─── INPUT DATA ───

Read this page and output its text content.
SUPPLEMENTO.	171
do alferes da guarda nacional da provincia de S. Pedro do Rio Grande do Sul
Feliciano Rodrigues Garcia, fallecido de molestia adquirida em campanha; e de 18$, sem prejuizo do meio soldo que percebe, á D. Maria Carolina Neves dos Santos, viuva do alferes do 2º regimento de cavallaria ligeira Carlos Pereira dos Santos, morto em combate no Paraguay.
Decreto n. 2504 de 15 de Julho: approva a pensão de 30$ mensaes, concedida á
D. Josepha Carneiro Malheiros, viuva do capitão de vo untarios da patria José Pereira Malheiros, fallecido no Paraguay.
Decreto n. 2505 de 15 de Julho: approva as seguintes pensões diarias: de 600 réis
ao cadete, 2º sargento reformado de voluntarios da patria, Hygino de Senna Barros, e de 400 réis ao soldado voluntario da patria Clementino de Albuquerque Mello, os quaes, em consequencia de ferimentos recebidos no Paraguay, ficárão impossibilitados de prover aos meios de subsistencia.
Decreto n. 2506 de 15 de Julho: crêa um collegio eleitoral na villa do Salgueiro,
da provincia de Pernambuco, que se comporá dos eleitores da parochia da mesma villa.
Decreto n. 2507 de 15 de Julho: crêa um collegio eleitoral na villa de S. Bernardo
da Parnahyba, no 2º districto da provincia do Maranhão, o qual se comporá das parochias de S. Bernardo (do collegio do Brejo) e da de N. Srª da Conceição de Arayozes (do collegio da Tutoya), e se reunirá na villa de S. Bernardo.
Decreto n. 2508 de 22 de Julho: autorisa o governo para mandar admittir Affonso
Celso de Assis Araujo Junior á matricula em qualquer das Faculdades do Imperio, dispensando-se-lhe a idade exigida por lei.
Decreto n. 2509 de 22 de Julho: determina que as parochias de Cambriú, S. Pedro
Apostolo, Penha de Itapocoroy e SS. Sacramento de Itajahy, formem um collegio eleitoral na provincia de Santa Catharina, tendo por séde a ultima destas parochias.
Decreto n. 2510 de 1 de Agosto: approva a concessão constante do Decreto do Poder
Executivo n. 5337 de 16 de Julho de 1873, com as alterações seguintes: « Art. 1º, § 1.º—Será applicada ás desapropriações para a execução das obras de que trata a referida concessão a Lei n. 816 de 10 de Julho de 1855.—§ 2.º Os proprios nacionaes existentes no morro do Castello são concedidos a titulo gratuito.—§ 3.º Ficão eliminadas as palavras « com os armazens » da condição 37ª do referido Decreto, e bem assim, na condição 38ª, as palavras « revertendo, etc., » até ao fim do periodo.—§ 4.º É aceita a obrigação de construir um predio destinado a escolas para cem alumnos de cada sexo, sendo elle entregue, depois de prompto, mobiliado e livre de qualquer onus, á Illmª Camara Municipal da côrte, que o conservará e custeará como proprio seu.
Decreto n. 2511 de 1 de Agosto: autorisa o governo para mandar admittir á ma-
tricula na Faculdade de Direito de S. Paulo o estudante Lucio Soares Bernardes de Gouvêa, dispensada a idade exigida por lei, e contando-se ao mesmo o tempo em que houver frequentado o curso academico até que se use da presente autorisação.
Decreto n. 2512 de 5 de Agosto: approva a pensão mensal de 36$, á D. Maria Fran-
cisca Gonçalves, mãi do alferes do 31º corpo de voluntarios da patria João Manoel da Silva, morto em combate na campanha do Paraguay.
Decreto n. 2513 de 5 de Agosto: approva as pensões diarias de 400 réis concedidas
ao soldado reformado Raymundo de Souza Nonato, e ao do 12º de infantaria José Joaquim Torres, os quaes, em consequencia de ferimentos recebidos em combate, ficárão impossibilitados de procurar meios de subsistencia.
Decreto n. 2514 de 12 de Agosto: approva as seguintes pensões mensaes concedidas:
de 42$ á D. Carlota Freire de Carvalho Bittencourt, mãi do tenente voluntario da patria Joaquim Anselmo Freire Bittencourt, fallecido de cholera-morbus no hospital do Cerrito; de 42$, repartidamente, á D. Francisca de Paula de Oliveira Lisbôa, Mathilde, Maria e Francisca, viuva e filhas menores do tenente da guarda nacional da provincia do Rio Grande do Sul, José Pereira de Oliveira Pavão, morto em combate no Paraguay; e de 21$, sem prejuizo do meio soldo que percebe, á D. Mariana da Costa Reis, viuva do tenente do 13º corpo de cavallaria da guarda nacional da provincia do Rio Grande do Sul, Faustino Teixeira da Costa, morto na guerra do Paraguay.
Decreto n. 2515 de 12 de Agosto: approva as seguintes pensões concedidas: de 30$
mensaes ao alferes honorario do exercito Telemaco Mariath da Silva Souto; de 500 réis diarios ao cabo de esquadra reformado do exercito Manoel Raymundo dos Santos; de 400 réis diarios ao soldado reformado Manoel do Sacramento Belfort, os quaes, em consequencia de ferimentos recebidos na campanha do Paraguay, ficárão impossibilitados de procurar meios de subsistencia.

───

- [PROBLEM DESCRIPTION]
Copy out all lines above that include the string "eleitoral".

- [OUTPUT OF THE EXERCISE]
Decreto n. 2506 de 15 de Julho: crêa um collegio eleitoral na villa do Salgueiro,
Decreto n. 2507 de 15 de Julho: crêa um collegio eleitoral na villa de S. Bernardo
Apostolo, Penha de Itapocoroy e SS. Sacramento de Itajahy, formem um collegio eleitoral na provincia de Santa Catharina, tendo por séde a ultima destas parochias.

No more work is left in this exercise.